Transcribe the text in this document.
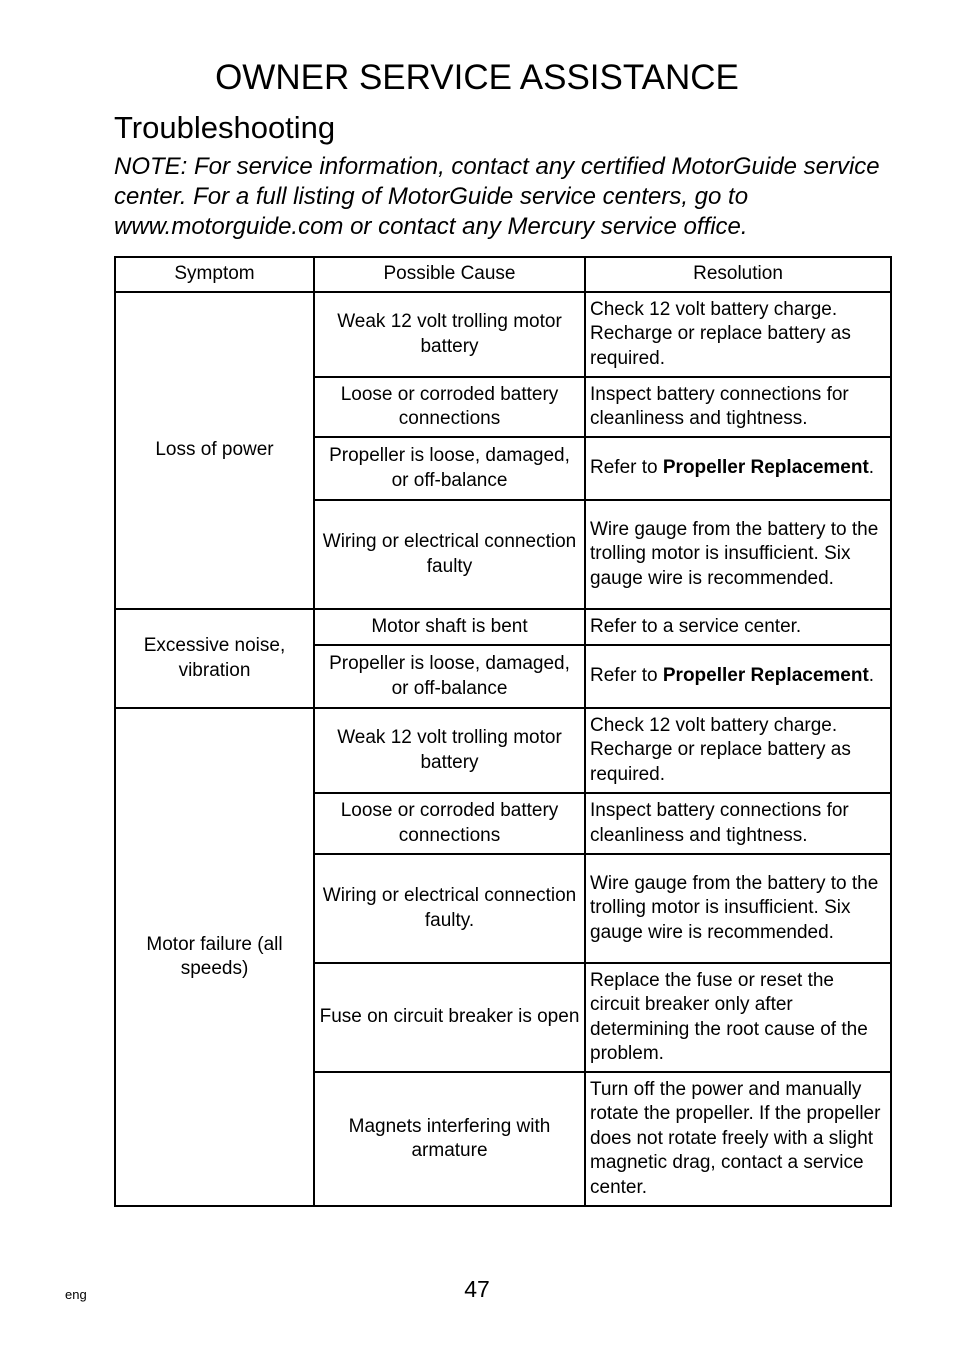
OWNER SERVICE ASSISTANCE
Troubleshooting
NOTE: For service information, contact any certified MotorGuide service center. For a full listing of MotorGuide service centers, go to www.motorguide.com or contact any Mercury service office.
Symptom	Possible Cause	Resolution
Loss of power	Weak 12 volt trolling motor battery	Check 12 volt battery charge. Recharge or replace battery as required.
	Loose or corroded battery connections	Inspect battery connections for cleanliness and tightness.
	Propeller is loose, damaged, or off-balance	Refer to Propeller Replacement.
	Wiring or electrical connection faulty	Wire gauge from the battery to the trolling motor is insufficient. Six gauge wire is recommended.
Excessive noise, vibration	Motor shaft is bent	Refer to a service center.
	Propeller is loose, damaged, or off-balance	Refer to Propeller Replacement.
Motor failure (all speeds)	Weak 12 volt trolling motor battery	Check 12 volt battery charge. Recharge or replace battery as required.
	Loose or corroded battery connections	Inspect battery connections for cleanliness and tightness.
	Wiring or electrical connection faulty.	Wire gauge from the battery to the trolling motor is insufficient. Six gauge wire is recommended.
	Fuse on circuit breaker is open	Replace the fuse or reset the circuit breaker only after determining the root cause of the problem.
	Magnets interfering with armature	Turn off the power and manually rotate the propeller. If the propeller does not rotate freely with a slight magnetic drag, contact a service center.
eng	47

+---+

STATED TASK. Do not include images; quote all of the entries above exactly.

REPLY.
Transcribe the text in this document.
OWNER SERVICE ASSISTANCE
Troubleshooting
NOTE: For service information, contact any certified MotorGuide service center. For a full listing of MotorGuide service centers, go to www.motorguide.com or contact any Mercury service office.
Symptom	Possible Cause	Resolution
Loss of power	Weak 12 volt trolling motor battery	Check 12 volt battery charge. Recharge or replace battery as required.
	Loose or corroded battery connections	Inspect battery connections for cleanliness and tightness.
	Propeller is loose, damaged, or off-balance	Refer to Propeller Replacement.
	Wiring or electrical connection faulty	Wire gauge from the battery to the trolling motor is insufficient. Six gauge wire is recommended.
Excessive noise, vibration	Motor shaft is bent	Refer to a service center.
	Propeller is loose, damaged, or off-balance	Refer to Propeller Replacement.
Motor failure (all speeds)	Weak 12 volt trolling motor battery	Check 12 volt battery charge. Recharge or replace battery as required.
	Loose or corroded battery connections	Inspect battery connections for cleanliness and tightness.
	Wiring or electrical connection faulty.	Wire gauge from the battery to the trolling motor is insufficient. Six gauge wire is recommended.
	Fuse on circuit breaker is open	Replace the fuse or reset the circuit breaker only after determining the root cause of the problem.
	Magnets interfering with armature	Turn off the power and manually rotate the propeller. If the propeller does not rotate freely with a slight magnetic drag, contact a service center.
eng	47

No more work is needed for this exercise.